◆ Aim ◆
Can you pull out each line of the data below that includes the word "title"?

---------- Supplied material

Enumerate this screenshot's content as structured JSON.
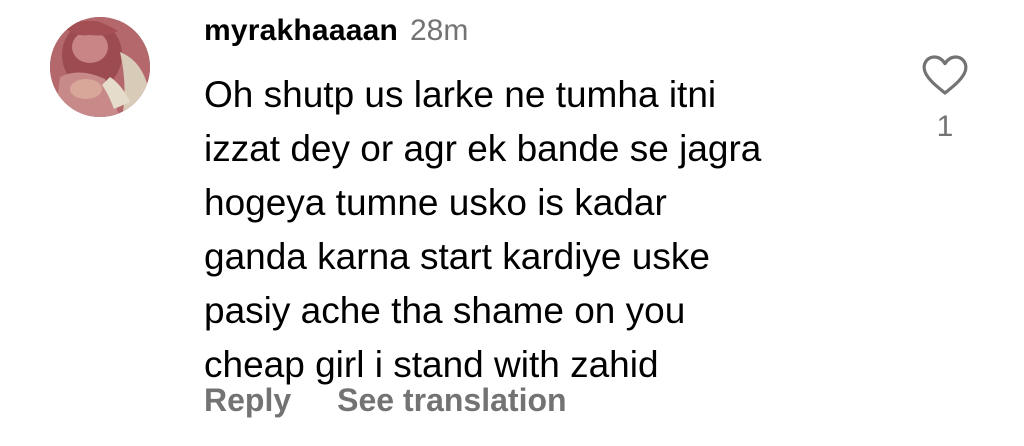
{
  "comment": {
    "username": "myrakhaaaan",
    "timestamp": "28m",
    "text_lines": [
      "Oh shutp us larke ne tumha itni",
      "izzat dey or agr ek bande se jagra",
      "hogeya tumne usko is kadar",
      "ganda karna start kardiye uske",
      "pasiy ache tha shame on you",
      "cheap girl i stand with zahid"
    ],
    "actions": {
      "reply_label": "Reply",
      "translate_label": "See translation"
    },
    "likes": {
      "count": "1",
      "icon": "heart-outline-icon"
    },
    "avatar_icon": "profile-photo"
  },
  "colors": {
    "primary_text": "#000000",
    "secondary_text": "#737373",
    "background": "#ffffff"
  }
}
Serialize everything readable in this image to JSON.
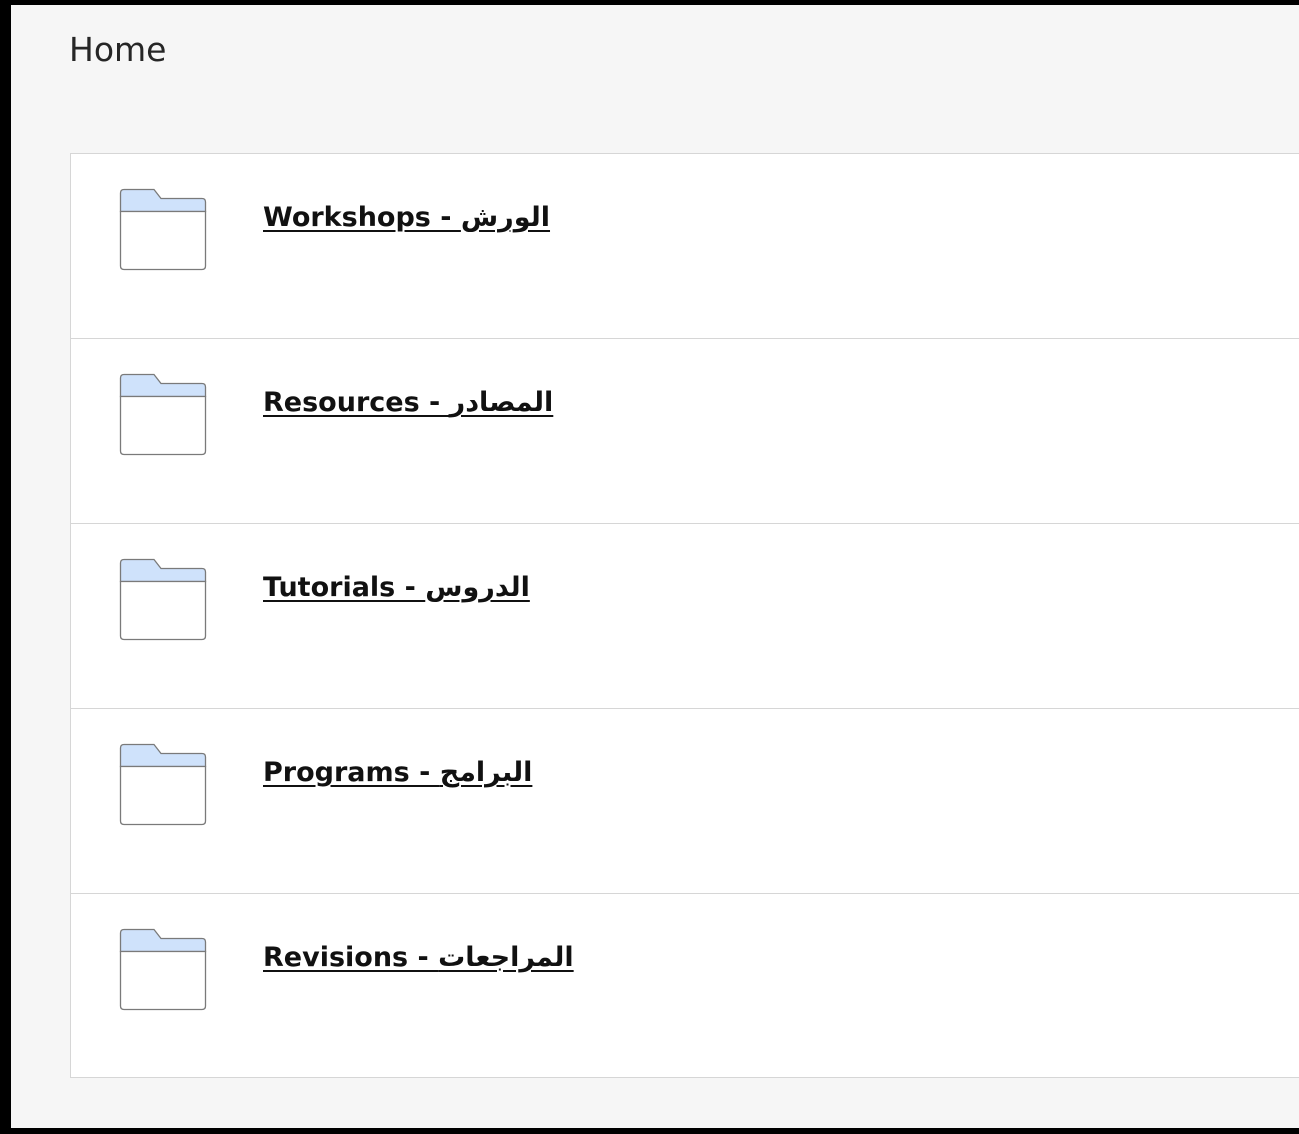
{
  "page": {
    "title": "Home"
  },
  "colors": {
    "background": "#f6f6f6",
    "panel": "#ffffff",
    "border": "#d6d6d6",
    "folder_tab": "#cfe2fb",
    "folder_outline": "#7a7a7a",
    "link_text": "#111111"
  },
  "folders": [
    {
      "label": "Workshops - الورش",
      "icon": "folder-icon"
    },
    {
      "label": "Resources - المصادر",
      "icon": "folder-icon"
    },
    {
      "label": "Tutorials - الدروس",
      "icon": "folder-icon"
    },
    {
      "label": "Programs - البرامج",
      "icon": "folder-icon"
    },
    {
      "label": "Revisions - المراجعات",
      "icon": "folder-icon"
    }
  ]
}
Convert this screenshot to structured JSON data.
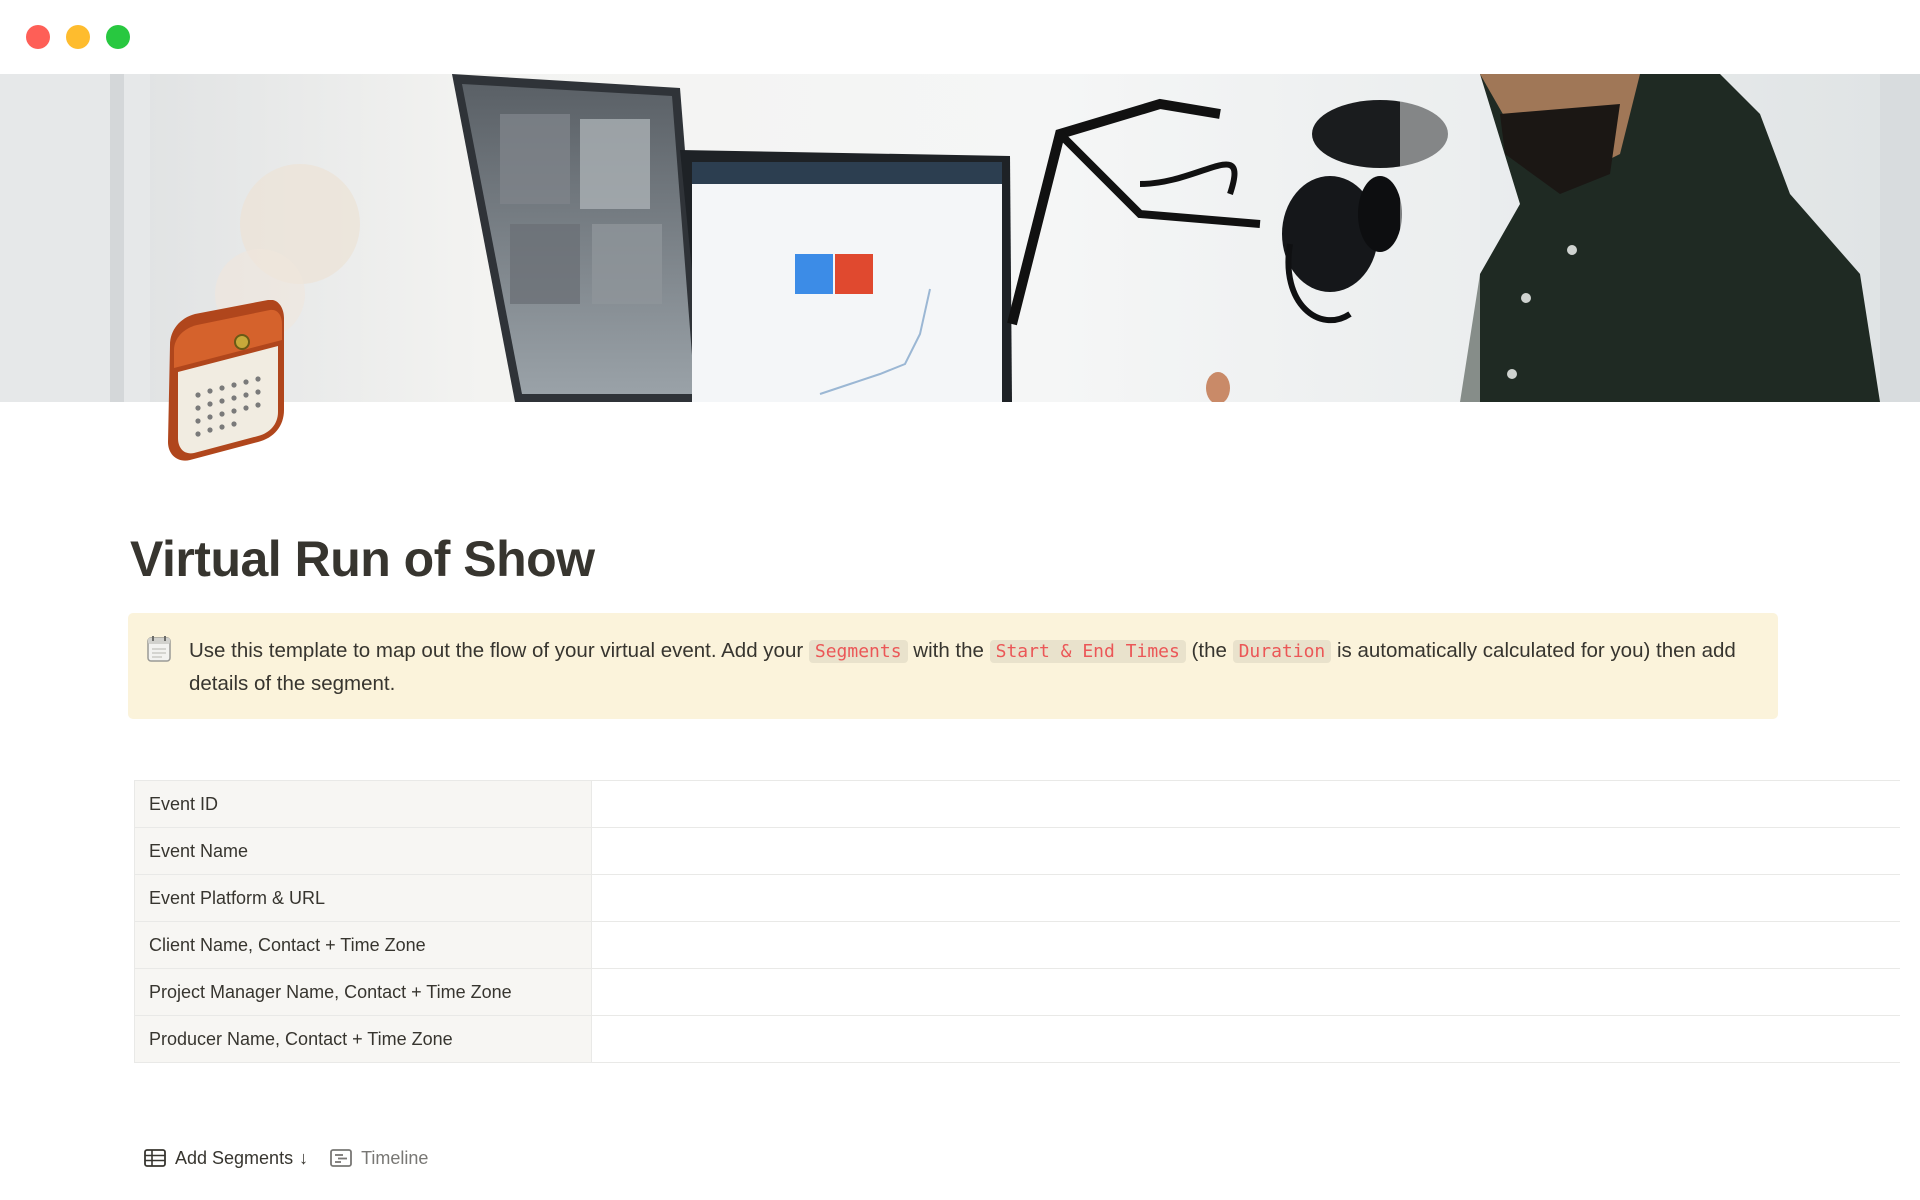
{
  "page": {
    "title": "Virtual Run of Show"
  },
  "callout": {
    "icon": "calendar-icon",
    "text_1": "Use this template to map out the flow of your virtual event. Add your ",
    "code_1": "Segments",
    "text_2": " with the ",
    "code_2": "Start & End Times",
    "text_3": " (the ",
    "code_3": "Duration",
    "text_4": " is automatically calculated for you) then add details of the segment."
  },
  "properties": [
    {
      "label": "Event ID",
      "value": ""
    },
    {
      "label": "Event Name",
      "value": ""
    },
    {
      "label": "Event Platform & URL",
      "value": ""
    },
    {
      "label": "Client Name, Contact + Time Zone",
      "value": ""
    },
    {
      "label": "Project Manager Name, Contact + Time Zone",
      "value": ""
    },
    {
      "label": "Producer Name, Contact + Time Zone",
      "value": ""
    }
  ],
  "views": [
    {
      "label": "Add Segments",
      "icon": "table-icon",
      "suffix": "↓",
      "active": true
    },
    {
      "label": "Timeline",
      "icon": "timeline-icon",
      "active": false
    }
  ],
  "colors": {
    "callout_bg": "#fbf3db",
    "code_text": "#eb5757",
    "property_bg": "#f7f6f3",
    "text": "#37352f",
    "muted_text": "#787774"
  }
}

--------------------

◆ The completed task ◆
    "title": "Home"
    "title": "Virtual Run of Show"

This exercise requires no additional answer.